> [DO THIS]:
Search the data below for the word "Személyes" and copy each line that holds it.

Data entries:
══════════

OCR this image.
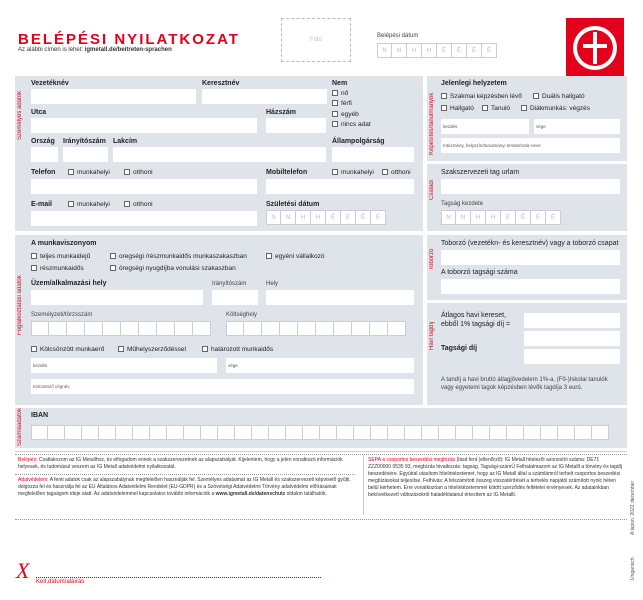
BELÉPÉSI NYILATKOZAT
Az alábbi címen is lehet: igmetall.de/beitreten-sprachen
Fotó
Belépési dátum
N	N	H	H	É	É	É	É
Személyes adatok
Vezetéknév	Keresztnév	Nem
nő
férfi
egyéb
nincs adat
Utca	Házszám
Ország Irányítószám Lakcím	Állampolgárság
Telefon	munkahelyi	otthoni	Mobiltelefon	munkahelyi	otthoni
E-mail	munkahelyi	otthoni	Születési dátum
N	N	H	H	É	É	É	É
Képesítés/tanulmányok
Jelenlegi helyzetem
Szakmai képzésben lévő	Duális hallgató
Hallgató	Tanuló	Diákmunkás: végzés
kezdés	vége
Intézmény, helyszín/tanulmányi terület/szak neve
Családi
Szakszervezeti tag urlam
Tagság kezdete
N	N	H	H	É	É	É	É
Foglalkoztatási adatok
A munkaviszonyom
teljes munkaidejű	oregségi /részmunkaidős munkaszakaszban	egyéni vállalkozó
részmunkaidős	öregségi nyugdíjba vonulási szakaszban
Üzem/alkalmazási hely	Irányítószám	Hely
Személyzeti/törzsszám	Költséghely
Kölcsönzött munkaerő	Műhelyszerződéssel	határozott munkaidős
kezdés	vége
Kölcsönző cégnév
Toborzó
Toborzó (vezetékn- és keresztnév) vagy a toborzó csapat
A toborzó tagsági száma
Havi tagdíj
Átlagos havi kereset, ebből 1% tagsági díj =
Tagsági díj
A tandíj a havi bruttó átlagjövedelem 1%-a. (Fő-)Iskolai tanulók vagy egyetemi tagok képzésben lévők tagdíja 3 euró.
Számlaadatok IBAN
Belépés: Csatlakozom az IG Metallhoz, és elfogadom ennek a szakszervezetnek az alapszabályát. Kijelentem, hogy a jelen vonatkozó információk helyesek, és tudomásul veszem az IG Metall adatvédelmi nyilatkozatát.
Adatvédelem: A fenti adatok csak az alapszabálynak megfelelően használják fel. Személyes adataimat az IG Metall és szakszervezeti képviselő gyűjti, dolgozza fel és használja fel az EU Általános Adatvédelmi Rendelet (EU-GDPR) és a Szövetségi Adatvédelmi Törvény adatvédelmi előírásainak megfelelően tagságom ideje alatt. Az adatvédelemmel kapcsolatos további információk a www.igmetall.de/datenschutz oldalon találhatók.
SEPA-s csoportos beszedési megbízás (lásd fent (ellenőrző): IG Metall hitelezői azonosító száma: DE71 ZZZ00000 0535 93, megbízás hivatkozás: tagság. Tagsági-számÜ Felhatalmazom az IG Metallt a törvény és tagdíj beszedésére. Egyúttal utasítom hitelintézetemet, hogy az IG Metall által a számlámról terhelt csoportos beszedési megbízásokat teljesítse. Felhívás: A felszámított összeg visszatérítését a terhelés napjától számított nyolc héten belül kérhetem. Erre vonatkozóan a hitelintézetemmel kötött szerződés feltételei érvényesek. Az adatainkban bekövetkezett változásokról haladéktalanul értesítem az IG Metallt.
X Kelt,dátum/aláírás
A lapon: 2022 december
Ungarisch
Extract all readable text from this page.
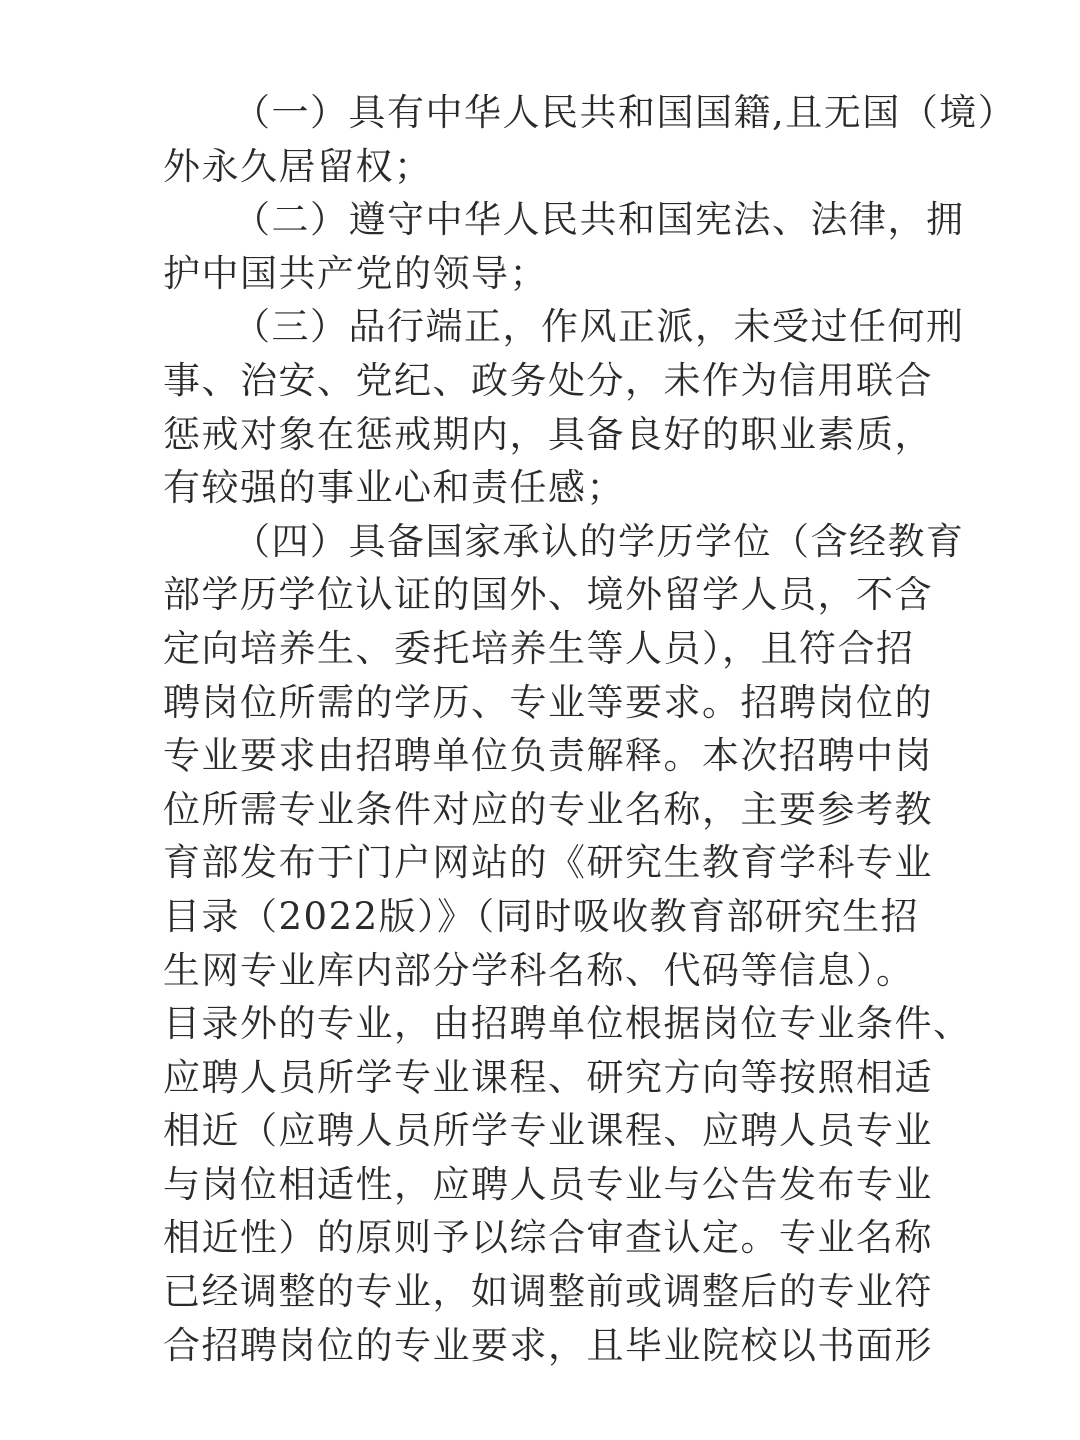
（一）具有中华人民共和国国籍,且无国（境）
外永久居留权；
（二）遵守中华人民共和国宪法、法律，拥
护中国共产党的领导；
（三）品行端正，作风正派，未受过任何刑
事、治安、党纪、政务处分，未作为信用联合
惩戒对象在惩戒期内，具备良好的职业素质，
有较强的事业心和责任感；
（四）具备国家承认的学历学位（含经教育
部学历学位认证的国外、境外留学人员，不含
定向培养生、委托培养生等人员），且符合招
聘岗位所需的学历、专业等要求。招聘岗位的
专业要求由招聘单位负责解释。本次招聘中岗
位所需专业条件对应的专业名称，主要参考教
育部发布于门户网站的《研究生教育学科专业
目录（2022版）》（同时吸收教育部研究生招
生网专业库内部分学科名称、代码等信息）。
目录外的专业，由招聘单位根据岗位专业条件、
应聘人员所学专业课程、研究方向等按照相适
相近（应聘人员所学专业课程、应聘人员专业
与岗位相适性，应聘人员专业与公告发布专业
相近性）的原则予以综合审查认定。专业名称
已经调整的专业，如调整前或调整后的专业符
合招聘岗位的专业要求，且毕业院校以书面形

══════════

> [REPLY TO THE EXERCISE]:
Személyes adatok
Adatvédelem: A fenti adatok csak az alapszabálynak megfelelően használják fel. Személyes adataimat az IG Metall és szakszervezeti képviselő gyűjti, dolgozza fel és használja fel az EU Általános Adatvédelmi Rendelet (EU-GDPR) és a Szövetségi Adatvédelmi Törvény adatvédelmi előírásainak megfelelően tagságom ideje alatt. Az adatvédelemmel kapcsolatos további információk a www.igmetall.de/datenschutz oldalon találhatók.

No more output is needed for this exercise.